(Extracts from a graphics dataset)
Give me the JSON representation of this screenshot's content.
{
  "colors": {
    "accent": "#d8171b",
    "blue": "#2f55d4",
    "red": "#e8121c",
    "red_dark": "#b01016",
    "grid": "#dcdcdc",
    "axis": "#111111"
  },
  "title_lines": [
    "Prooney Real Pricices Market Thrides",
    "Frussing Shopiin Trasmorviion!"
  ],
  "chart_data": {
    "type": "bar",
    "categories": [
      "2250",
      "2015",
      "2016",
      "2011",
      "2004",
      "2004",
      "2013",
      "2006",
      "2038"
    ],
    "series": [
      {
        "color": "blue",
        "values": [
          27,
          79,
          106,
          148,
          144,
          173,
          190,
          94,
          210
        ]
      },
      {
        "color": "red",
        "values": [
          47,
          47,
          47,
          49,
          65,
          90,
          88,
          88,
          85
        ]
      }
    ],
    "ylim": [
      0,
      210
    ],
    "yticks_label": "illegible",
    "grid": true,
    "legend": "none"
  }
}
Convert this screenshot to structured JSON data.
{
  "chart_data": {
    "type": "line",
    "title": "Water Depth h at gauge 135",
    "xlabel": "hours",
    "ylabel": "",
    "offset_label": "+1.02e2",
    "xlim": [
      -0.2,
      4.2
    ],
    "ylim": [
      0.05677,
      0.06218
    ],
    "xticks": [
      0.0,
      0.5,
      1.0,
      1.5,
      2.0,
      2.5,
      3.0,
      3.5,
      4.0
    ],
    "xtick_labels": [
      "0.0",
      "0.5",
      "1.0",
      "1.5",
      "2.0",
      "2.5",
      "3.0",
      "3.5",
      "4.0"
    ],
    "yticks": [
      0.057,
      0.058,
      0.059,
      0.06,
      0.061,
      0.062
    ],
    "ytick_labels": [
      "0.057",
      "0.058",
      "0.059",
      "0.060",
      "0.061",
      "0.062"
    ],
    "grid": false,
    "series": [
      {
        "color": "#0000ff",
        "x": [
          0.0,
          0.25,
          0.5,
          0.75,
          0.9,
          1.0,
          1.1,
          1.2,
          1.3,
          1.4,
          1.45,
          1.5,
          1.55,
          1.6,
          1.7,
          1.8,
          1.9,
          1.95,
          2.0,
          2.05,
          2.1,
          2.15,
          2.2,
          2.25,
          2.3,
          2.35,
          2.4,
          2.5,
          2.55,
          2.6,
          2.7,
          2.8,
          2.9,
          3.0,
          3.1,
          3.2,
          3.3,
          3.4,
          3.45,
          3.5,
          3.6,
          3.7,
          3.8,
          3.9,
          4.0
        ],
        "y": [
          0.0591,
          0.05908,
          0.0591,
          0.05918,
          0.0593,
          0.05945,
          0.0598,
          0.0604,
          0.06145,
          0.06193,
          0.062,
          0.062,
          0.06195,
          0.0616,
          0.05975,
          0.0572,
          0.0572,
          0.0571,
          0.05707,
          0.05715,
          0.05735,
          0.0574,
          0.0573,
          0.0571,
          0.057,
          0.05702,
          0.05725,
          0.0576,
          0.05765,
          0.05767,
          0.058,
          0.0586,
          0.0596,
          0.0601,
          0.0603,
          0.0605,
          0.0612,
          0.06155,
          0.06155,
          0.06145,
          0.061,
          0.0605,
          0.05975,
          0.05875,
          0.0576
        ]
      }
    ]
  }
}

GOAL OF THE EXERCISE: Once more, set down the full listing, verbatim.

SOLUTION TO THE PROBLEM:
Give me the JSON representation of this screenshot's content.
{
  "colors": {
    "accent": "#d8171b",
    "blue": "#2f55d4",
    "red": "#e8121c",
    "red_dark": "#b01016",
    "grid": "#dcdcdc",
    "axis": "#111111"
  },
  "title_lines": [
    "Prooney Real Pricices Market Thrides",
    "Frussing Shopiin Trasmorviion!"
  ],
  "chart_data": {
    "type": "bar",
    "categories": [
      "2250",
      "2015",
      "2016",
      "2011",
      "2004",
      "2004",
      "2013",
      "2006",
      "2038"
    ],
    "series": [
      {
        "color": "blue",
        "values": [
          27,
          79,
          106,
          148,
          144,
          173,
          190,
          94,
          210
        ]
      },
      {
        "color": "red",
        "values": [
          47,
          47,
          47,
          49,
          65,
          90,
          88,
          88,
          85
        ]
      }
    ],
    "ylim": [
      0,
      210
    ],
    "yticks_label": "illegible",
    "grid": true,
    "legend": "none"
  }
}
Convert this screenshot to structured JSON data.
{
  "chart_data": {
    "type": "line",
    "title": "Water Depth h at gauge 135",
    "xlabel": "hours",
    "ylabel": "",
    "offset_label": "+1.02e2",
    "xlim": [
      -0.2,
      4.2
    ],
    "ylim": [
      0.05677,
      0.06218
    ],
    "xticks": [
      0.0,
      0.5,
      1.0,
      1.5,
      2.0,
      2.5,
      3.0,
      3.5,
      4.0
    ],
    "xtick_labels": [
      "0.0",
      "0.5",
      "1.0",
      "1.5",
      "2.0",
      "2.5",
      "3.0",
      "3.5",
      "4.0"
    ],
    "yticks": [
      0.057,
      0.058,
      0.059,
      0.06,
      0.061,
      0.062
    ],
    "ytick_labels": [
      "0.057",
      "0.058",
      "0.059",
      "0.060",
      "0.061",
      "0.062"
    ],
    "grid": false,
    "series": [
      {
        "color": "#0000ff",
        "x": [
          0.0,
          0.25,
          0.5,
          0.75,
          0.9,
          1.0,
          1.1,
          1.2,
          1.3,
          1.4,
          1.45,
          1.5,
          1.55,
          1.6,
          1.7,
          1.8,
          1.9,
          1.95,
          2.0,
          2.05,
          2.1,
          2.15,
          2.2,
          2.25,
          2.3,
          2.35,
          2.4,
          2.5,
          2.55,
          2.6,
          2.7,
          2.8,
          2.9,
          3.0,
          3.1,
          3.2,
          3.3,
          3.4,
          3.45,
          3.5,
          3.6,
          3.7,
          3.8,
          3.9,
          4.0
        ],
        "y": [
          0.0591,
          0.05908,
          0.0591,
          0.05918,
          0.0593,
          0.05945,
          0.0598,
          0.0604,
          0.06145,
          0.06193,
          0.062,
          0.062,
          0.06195,
          0.0616,
          0.05975,
          0.0572,
          0.0572,
          0.0571,
          0.05707,
          0.05715,
          0.05735,
          0.0574,
          0.0573,
          0.0571,
          0.057,
          0.05702,
          0.05725,
          0.0576,
          0.05765,
          0.05767,
          0.058,
          0.0586,
          0.0596,
          0.0601,
          0.0603,
          0.0605,
          0.0612,
          0.06155,
          0.06155,
          0.06145,
          0.061,
          0.0605,
          0.05975,
          0.05875,
          0.0576
        ]
      }
    ]
  }
}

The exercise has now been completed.